(Collected data)
-- Begin --

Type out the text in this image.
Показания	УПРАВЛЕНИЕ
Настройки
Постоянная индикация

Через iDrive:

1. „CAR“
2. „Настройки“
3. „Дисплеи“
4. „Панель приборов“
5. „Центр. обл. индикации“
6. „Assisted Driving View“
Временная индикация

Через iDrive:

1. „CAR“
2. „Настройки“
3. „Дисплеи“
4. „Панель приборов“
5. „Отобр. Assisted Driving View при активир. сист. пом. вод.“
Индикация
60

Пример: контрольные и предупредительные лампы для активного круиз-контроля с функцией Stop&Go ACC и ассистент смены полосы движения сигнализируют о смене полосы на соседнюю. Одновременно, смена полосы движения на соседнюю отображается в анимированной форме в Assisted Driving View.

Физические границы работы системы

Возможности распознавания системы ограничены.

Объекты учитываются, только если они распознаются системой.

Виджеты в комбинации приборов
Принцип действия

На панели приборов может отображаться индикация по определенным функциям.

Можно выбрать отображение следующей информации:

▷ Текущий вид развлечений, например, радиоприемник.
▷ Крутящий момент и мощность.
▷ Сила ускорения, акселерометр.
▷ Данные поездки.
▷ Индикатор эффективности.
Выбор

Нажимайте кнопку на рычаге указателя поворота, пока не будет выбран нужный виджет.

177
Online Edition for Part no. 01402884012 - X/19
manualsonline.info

-- End --

Quote each line of the data above exactly as written.

#### Solution to this problem
Type out the text in this image.
Показания	УПРАВЛЕНИЕ
Настройки
Постоянная индикация

Через iDrive:

1. „CAR“
2. „Настройки“
3. „Дисплеи“
4. „Панель приборов“
5. „Центр. обл. индикации“
6. „Assisted Driving View“
Временная индикация

Через iDrive:

1. „CAR“
2. „Настройки“
3. „Дисплеи“
4. „Панель приборов“
5. „Отобр. Assisted Driving View при активир. сист. пом. вод.“
Индикация
60

Пример: контрольные и предупредительные лампы для активного круиз-контроля с функцией Stop&Go ACC и ассистент смены полосы движения сигнализируют о смене полосы на соседнюю. Одновременно, смена полосы движения на соседнюю отображается в анимированной форме в Assisted Driving View.

Физические границы работы системы

Возможности распознавания системы ограничены.

Объекты учитываются, только если они распознаются системой.

Виджеты в комбинации приборов
Принцип действия

На панели приборов может отображаться индикация по определенным функциям.

Можно выбрать отображение следующей информации:

▷ Текущий вид развлечений, например, радиоприемник.
▷ Крутящий момент и мощность.
▷ Сила ускорения, акселерометр.
▷ Данные поездки.
▷ Индикатор эффективности.
Выбор

Нажимайте кнопку на рычаге указателя поворота, пока не будет выбран нужный виджет.

177
Online Edition for Part no. 01402884012 - X/19
manualsonline.info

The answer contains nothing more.